• TEXTO
↓

No coração do agronegócio brasileiro, um novo capítulo de incertezas se desenha com intensidade. A imposição de tarifas de 50% pelos Estados Unidos sobre a carne bovina brasileira já começa a gerar impactos imediatos e profundos no mercado doméstico. Os efeitos se fazem sentir não apenas nos terminais portuários, onde 30 mil toneladas de carne aguardam autorização para embarque, mas também nas fazendas e frigoríficos espalhados pelo interior do país, que enfrentam retração nas compras, pressão sobre os preços e paralisações nas negociações.
Nesta terça-feira, 15 de julho, o mercado do boi gordo amanheceu paralisado em regiões tradicionais de produção, como Barretos e Araçatuba, em São Paulo. A arroba, cotada a R$ 305, manteve-se estável, mas não por ausência de oscilação natural do mercado, e sim pela retirada estratégica de frigoríficos das compras, diante do cenário de incerteza internacional. O chamado “boi China”, cuja carne é certificada para atender a exigências sanitárias específicas, foi negociado a R$ 308, uma queda de R$ 2 em comparação ao dia anterior.
A retração se repetiu em outras praças pecuárias, como no noroeste do Paraná, onde a vaca gorda teve recuo de R$ 2, atingindo o valor de R$ 278 a arroba. Especialistas do setor apontam que o receio generalizado quanto à adoção da nova tarifa americana desencadeou uma maior liberação de boiadas para abate, o que amplia a oferta e pressiona ainda mais os preços. O temor de um descompasso entre produção e demanda externa levou muitos pecuaristas a antecipar decisões, buscando proteger margens mínimas diante da possível queda brusca na rentabilidade das exportações.
A dimensão do problema se revela ainda mais grave quando se observa a quantidade de carne já destinada ao mercado americano. De acordo com a Associação Brasileira das Indústrias Exportadoras de Carnes (Abiec), cerca de 30 mil toneladas encontram-se estacionadas em portos brasileiros ou a bordo de navios rumo aos Estados Unidos. Essa carga, avaliada entre US$ 150 milhões e US$ 160 milhões, pode tornar-se economicamente inviável se submetida à tarifa adicional de 50%, prevista para entrar em vigor no dia 1º de agosto.
O presidente da Abiec, Roberto Perosa, expressou publicamente sua preocupação após participar de uma reunião de emergência com o vice-presidente Geraldo Alckmin e o ministro da Agricultura, Carlos Fávaro, que reuniu lideranças do agronegócio e representantes do setor produtivo nacional. Segundo ele, o impacto seria imediato e brutal, com prejuízos não apenas para as empresas exportadoras, mas para toda a cadeia produtiva que depende do comércio com os Estados Unidos, hoje o segundo maior comprador de carne bovina brasileira.

↑

• ITENS LISTADOS

↓

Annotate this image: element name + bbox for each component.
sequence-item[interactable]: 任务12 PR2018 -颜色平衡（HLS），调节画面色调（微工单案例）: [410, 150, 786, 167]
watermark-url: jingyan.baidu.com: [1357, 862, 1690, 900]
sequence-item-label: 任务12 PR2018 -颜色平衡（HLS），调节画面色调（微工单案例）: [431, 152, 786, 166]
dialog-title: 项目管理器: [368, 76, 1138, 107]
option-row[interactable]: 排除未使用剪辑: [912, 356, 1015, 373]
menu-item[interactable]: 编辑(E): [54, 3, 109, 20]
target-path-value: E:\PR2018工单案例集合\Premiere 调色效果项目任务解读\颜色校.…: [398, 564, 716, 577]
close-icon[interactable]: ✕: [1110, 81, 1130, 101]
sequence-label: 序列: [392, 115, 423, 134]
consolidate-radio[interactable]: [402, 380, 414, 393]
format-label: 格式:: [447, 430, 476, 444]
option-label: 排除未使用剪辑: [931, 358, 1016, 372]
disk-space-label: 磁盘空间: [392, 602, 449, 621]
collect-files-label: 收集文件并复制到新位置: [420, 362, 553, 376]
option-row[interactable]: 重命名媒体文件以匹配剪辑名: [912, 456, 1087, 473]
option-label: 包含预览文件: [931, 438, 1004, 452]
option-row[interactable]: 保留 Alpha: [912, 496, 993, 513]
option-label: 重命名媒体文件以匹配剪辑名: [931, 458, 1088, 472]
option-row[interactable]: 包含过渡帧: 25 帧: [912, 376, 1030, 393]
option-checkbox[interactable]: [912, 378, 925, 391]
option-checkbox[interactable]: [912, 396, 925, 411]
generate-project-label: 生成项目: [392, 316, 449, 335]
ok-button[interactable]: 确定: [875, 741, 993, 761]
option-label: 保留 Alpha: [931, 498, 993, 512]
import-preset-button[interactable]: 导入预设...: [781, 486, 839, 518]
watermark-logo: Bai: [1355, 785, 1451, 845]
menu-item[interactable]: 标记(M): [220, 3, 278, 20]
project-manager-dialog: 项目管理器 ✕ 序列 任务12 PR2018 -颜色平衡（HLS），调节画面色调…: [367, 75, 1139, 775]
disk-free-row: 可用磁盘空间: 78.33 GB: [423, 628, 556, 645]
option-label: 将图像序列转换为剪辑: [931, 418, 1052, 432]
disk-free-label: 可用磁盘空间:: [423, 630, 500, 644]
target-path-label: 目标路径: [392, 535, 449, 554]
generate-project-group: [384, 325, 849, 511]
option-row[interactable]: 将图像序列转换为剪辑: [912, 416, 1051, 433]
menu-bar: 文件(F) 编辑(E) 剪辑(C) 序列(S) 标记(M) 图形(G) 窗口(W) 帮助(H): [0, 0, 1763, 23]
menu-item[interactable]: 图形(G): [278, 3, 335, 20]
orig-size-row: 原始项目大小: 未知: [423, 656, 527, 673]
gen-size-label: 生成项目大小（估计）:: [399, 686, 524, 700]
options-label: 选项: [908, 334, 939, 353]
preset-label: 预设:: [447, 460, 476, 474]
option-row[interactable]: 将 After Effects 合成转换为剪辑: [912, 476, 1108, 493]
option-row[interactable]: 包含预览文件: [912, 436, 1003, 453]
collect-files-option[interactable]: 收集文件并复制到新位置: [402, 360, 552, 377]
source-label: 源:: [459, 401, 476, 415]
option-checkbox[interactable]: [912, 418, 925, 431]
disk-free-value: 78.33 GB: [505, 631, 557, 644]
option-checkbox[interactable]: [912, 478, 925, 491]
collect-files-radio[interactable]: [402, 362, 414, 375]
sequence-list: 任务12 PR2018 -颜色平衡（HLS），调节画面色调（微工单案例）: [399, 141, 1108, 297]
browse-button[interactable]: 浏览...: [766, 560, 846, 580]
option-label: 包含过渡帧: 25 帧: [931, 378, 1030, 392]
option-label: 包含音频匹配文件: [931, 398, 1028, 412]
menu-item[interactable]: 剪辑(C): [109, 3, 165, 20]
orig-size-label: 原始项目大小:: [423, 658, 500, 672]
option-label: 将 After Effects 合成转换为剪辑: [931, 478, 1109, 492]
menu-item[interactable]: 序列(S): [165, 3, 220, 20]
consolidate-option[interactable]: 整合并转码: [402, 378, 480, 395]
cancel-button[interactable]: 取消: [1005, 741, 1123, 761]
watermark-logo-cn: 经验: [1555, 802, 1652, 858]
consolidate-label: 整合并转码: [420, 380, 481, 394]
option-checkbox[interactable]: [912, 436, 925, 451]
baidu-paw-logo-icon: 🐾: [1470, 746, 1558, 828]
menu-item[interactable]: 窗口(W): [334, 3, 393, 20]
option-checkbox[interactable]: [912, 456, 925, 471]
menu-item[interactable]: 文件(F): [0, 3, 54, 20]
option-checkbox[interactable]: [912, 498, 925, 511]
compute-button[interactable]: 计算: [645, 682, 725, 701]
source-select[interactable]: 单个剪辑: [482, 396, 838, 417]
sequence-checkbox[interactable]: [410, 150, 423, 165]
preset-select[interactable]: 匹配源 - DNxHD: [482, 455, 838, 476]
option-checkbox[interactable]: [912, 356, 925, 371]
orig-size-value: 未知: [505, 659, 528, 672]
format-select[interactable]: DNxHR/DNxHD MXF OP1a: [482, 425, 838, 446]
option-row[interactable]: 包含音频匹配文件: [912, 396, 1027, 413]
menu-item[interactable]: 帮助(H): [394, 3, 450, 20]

↑

• TAREFAS E EXERCÍCIOS
1. Responda com base no texto sobre a tarifa americana à carne bovina:
(a) A quanto estava cotada a arroba do boi gordo em Barretos e Araçatuba na terça-feira, 15 de julho?
(b) Qual é o valor estimado das 30 mil toneladas de carne destinadas aos Estados Unidos?
(c) Quem preside a Abiec?
2. Retome o texto sobre a tarifa americana à carne bovina e dê continuidade a ele depois da última frase.

• RESPOSTAS DAS TAREFAS
1.
(a) R$ 305.
(b) Entre US$ 150 milhões e US$ 160 milhões.
(c) Roberto Perosa.

2.
De janeiro a junho deste ano, o Brasil já exportou 181 mil toneladas de carne para os EUA. Ao somar as 30 mil toneladas que ainda aguardam desembarque ou liberação, o volume alcança as 211 mil toneladas — uma fatia considerável da produção nacional que agora está sob risco. “Essa taxação torna a exportação inviável. Estamos falando de contratos firmados, com prazos legais, embarques em andamento. Não há como cancelar essas operações sem prejuízo severo”, afirmou Perosa, defendendo a prorrogação do início da vigência da medida para que negociações diplomáticas possam surtir efeito.
A preocupação não se limita ao lado brasileiro. Segundo analistas, o encarecimento da carne brasileira pode gerar impactos inflacionários diretos nos Estados Unidos. A carne bovina exportada pelo Brasil para o mercado norte-americano é amplamente utilizada na produção de hambúrgueres industriais, produto de alto consumo e sensível a alterações de preços. “O hambúrguer vai ficar mais caro nos Estados Unidos”, alertou o presidente da Abiec, chamando atenção para as possíveis reações do consumidor americano diante do aumento de preços em cadeias de fast-food e supermercados.
O governo brasileiro, por sua vez, tenta evitar o agravamento da situação. A ordem é intensificar a via diplomática e buscar apoio junto a entidades norte-americanas que possam sensibilizar o governo dos Estados Unidos sobre os impactos adversos da decisão. A estratégia não prevê retaliações imediatas, em nome da manutenção do equilíbrio comercial e da reputação internacional do país como parceiro confiável no comércio global de alimentos.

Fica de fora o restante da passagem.